## Dataset extract

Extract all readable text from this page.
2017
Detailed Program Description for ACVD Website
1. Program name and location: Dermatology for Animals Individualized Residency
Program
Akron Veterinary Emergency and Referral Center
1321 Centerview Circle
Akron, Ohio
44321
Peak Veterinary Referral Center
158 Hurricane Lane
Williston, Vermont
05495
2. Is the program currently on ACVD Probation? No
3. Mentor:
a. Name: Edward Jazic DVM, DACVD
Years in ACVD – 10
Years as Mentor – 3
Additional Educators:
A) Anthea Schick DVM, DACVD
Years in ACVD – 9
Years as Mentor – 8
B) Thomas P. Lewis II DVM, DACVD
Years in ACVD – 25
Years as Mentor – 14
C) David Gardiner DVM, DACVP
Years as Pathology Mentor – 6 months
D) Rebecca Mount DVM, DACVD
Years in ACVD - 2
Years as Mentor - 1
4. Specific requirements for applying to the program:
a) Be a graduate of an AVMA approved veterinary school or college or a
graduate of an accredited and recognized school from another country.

## What to produce
Tell how many lines of the records above hold the string "school". Give no other text.

## Problem solution
2